Reproduce each line from the records that holds "color".

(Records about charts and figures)
┌────────

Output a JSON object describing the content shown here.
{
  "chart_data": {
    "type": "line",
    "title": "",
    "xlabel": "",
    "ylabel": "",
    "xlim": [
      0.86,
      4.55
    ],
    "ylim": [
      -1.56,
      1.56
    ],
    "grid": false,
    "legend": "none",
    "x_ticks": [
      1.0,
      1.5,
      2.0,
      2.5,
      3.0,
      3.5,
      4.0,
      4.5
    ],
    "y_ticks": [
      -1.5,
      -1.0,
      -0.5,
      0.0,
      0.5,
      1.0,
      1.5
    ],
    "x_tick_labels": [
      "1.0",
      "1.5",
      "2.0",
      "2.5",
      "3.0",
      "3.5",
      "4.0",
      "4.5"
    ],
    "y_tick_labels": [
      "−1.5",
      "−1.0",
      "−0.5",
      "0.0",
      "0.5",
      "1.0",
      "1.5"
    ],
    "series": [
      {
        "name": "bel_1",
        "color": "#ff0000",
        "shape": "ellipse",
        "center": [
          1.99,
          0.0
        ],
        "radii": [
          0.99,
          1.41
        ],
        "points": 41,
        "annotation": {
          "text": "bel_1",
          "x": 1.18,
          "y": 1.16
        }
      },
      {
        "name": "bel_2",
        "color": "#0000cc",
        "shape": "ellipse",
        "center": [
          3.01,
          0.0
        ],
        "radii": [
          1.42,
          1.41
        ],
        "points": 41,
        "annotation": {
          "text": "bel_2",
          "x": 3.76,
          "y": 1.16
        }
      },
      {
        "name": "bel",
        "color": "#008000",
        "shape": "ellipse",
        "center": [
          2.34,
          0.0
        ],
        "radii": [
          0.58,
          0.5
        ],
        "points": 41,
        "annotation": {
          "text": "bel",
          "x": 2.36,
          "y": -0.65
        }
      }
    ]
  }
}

└────────

__Exercise result__
        "color": "#ff0000",
        "color": "#0000cc",
        "color": "#008000",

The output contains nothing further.